TASK: Where does the string "this" appear? Copy every line of the entries below that holds it.

SUPPLIED DATA:
+===+

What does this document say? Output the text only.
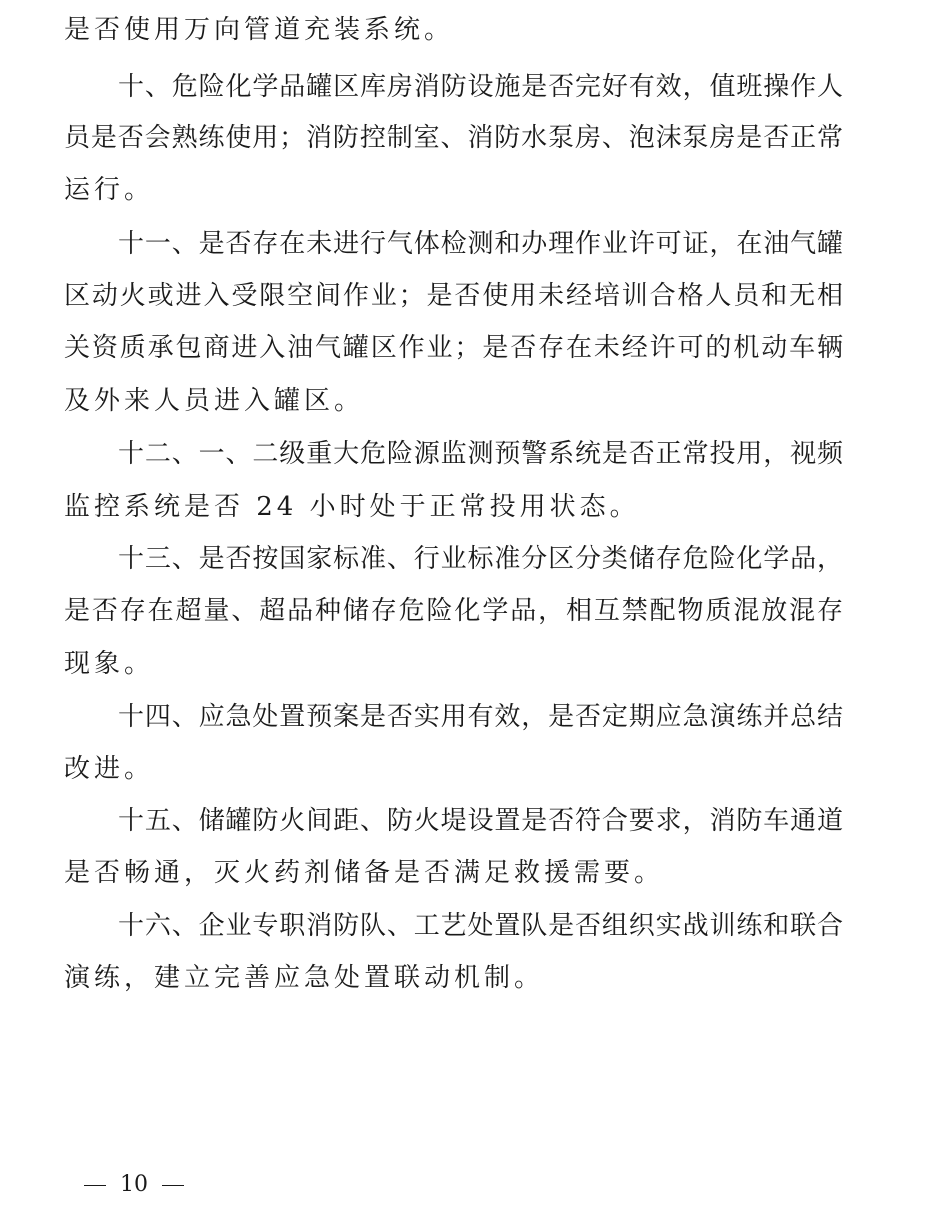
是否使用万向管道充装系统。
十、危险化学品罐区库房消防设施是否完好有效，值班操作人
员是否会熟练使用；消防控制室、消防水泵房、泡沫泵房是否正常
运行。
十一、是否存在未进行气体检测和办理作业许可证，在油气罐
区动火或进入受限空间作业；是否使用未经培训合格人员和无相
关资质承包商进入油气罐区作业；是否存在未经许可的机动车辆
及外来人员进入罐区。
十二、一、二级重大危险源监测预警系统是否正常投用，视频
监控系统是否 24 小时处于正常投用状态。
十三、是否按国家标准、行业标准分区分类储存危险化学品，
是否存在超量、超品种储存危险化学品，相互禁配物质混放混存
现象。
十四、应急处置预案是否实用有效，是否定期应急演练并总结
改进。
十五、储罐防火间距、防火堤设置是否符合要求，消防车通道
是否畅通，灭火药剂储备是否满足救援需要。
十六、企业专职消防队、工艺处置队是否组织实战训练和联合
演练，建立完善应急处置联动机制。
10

+===+

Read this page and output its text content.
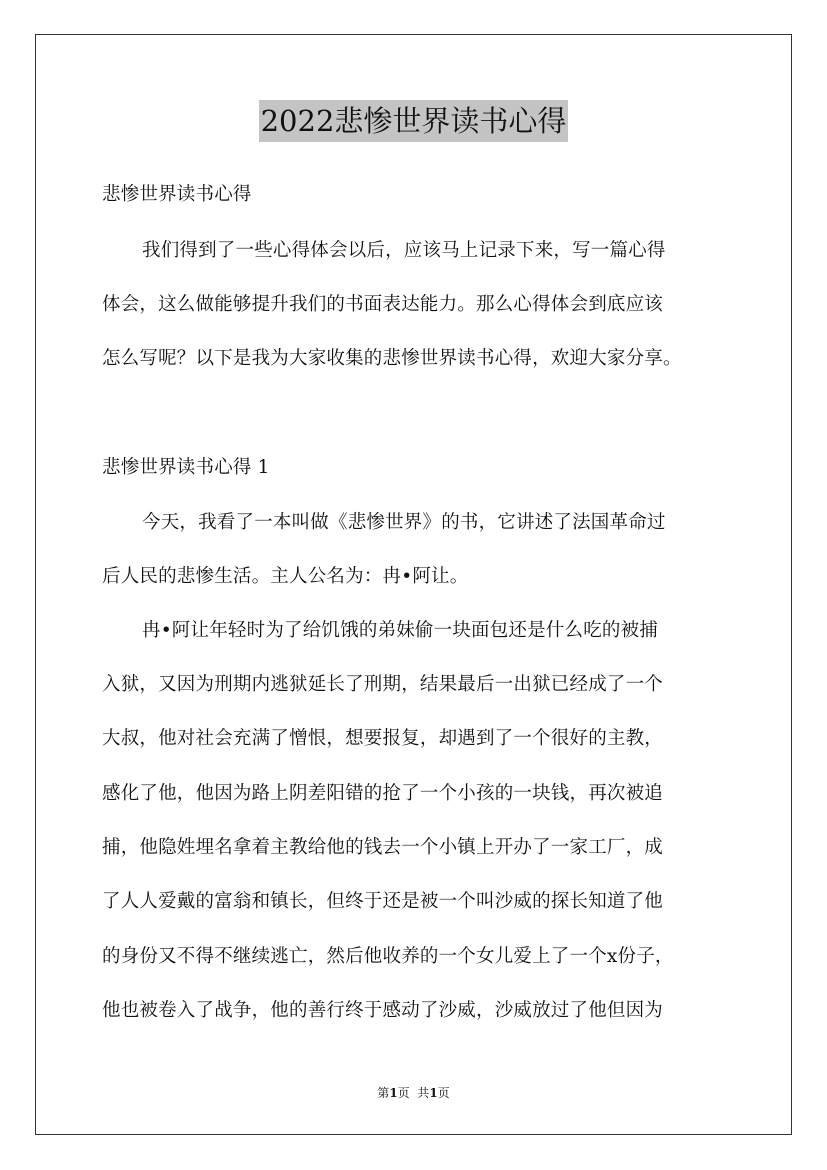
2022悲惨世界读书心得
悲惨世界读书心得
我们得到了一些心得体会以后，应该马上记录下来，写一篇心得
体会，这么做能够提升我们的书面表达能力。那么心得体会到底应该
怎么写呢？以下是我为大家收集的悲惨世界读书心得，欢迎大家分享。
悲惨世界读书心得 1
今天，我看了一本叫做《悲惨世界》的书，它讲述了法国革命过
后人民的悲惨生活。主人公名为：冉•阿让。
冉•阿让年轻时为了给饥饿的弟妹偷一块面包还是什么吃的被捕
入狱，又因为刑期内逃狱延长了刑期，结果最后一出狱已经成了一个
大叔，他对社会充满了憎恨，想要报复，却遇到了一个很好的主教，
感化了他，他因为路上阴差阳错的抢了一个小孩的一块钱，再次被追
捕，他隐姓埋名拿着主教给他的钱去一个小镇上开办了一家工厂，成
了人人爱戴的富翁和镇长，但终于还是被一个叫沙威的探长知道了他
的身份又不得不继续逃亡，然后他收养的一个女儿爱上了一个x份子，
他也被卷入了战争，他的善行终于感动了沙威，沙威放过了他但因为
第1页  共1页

+===+

ANSWER FOR THE TASK:
What does this document say? Output the text only.
Read this page and output its text content.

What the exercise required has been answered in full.